* **Exercise data**:
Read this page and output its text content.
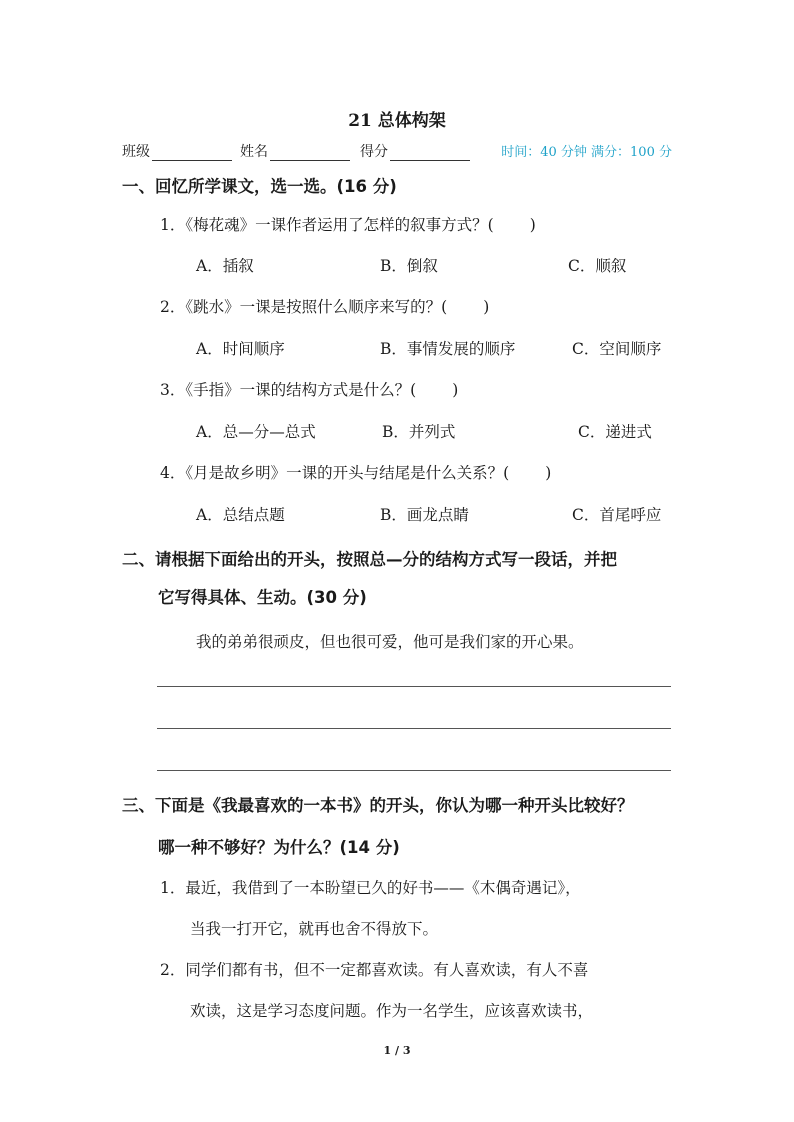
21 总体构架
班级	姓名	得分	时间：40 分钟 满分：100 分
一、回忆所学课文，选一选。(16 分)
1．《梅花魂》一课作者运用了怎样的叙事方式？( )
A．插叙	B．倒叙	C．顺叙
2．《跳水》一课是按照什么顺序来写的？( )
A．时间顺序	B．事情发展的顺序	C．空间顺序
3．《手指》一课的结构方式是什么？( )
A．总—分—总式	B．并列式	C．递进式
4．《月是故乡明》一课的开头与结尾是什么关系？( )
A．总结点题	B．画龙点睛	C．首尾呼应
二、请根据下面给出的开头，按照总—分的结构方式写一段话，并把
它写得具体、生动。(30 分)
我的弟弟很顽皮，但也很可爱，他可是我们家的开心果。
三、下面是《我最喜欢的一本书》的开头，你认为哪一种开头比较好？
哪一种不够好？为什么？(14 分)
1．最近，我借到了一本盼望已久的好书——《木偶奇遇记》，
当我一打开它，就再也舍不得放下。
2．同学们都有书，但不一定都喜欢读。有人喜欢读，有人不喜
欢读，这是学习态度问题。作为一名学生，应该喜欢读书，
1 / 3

* **What the task requires**:
Quote the records above exactly, leaving out any pictures.

* **The result**:
Read this page and output its text content.
21 总体构架
班级	姓名	得分	时间：40 分钟 满分：100 分
一、回忆所学课文，选一选。(16 分)
1．《梅花魂》一课作者运用了怎样的叙事方式？( )
A．插叙	B．倒叙	C．顺叙
2．《跳水》一课是按照什么顺序来写的？( )
A．时间顺序	B．事情发展的顺序	C．空间顺序
3．《手指》一课的结构方式是什么？( )
A．总—分—总式	B．并列式	C．递进式
4．《月是故乡明》一课的开头与结尾是什么关系？( )
A．总结点题	B．画龙点睛	C．首尾呼应
二、请根据下面给出的开头，按照总—分的结构方式写一段话，并把
它写得具体、生动。(30 分)
我的弟弟很顽皮，但也很可爱，他可是我们家的开心果。
三、下面是《我最喜欢的一本书》的开头，你认为哪一种开头比较好？
哪一种不够好？为什么？(14 分)
1．最近，我借到了一本盼望已久的好书——《木偶奇遇记》，
当我一打开它，就再也舍不得放下。
2．同学们都有书，但不一定都喜欢读。有人喜欢读，有人不喜
欢读，这是学习态度问题。作为一名学生，应该喜欢读书，
1 / 3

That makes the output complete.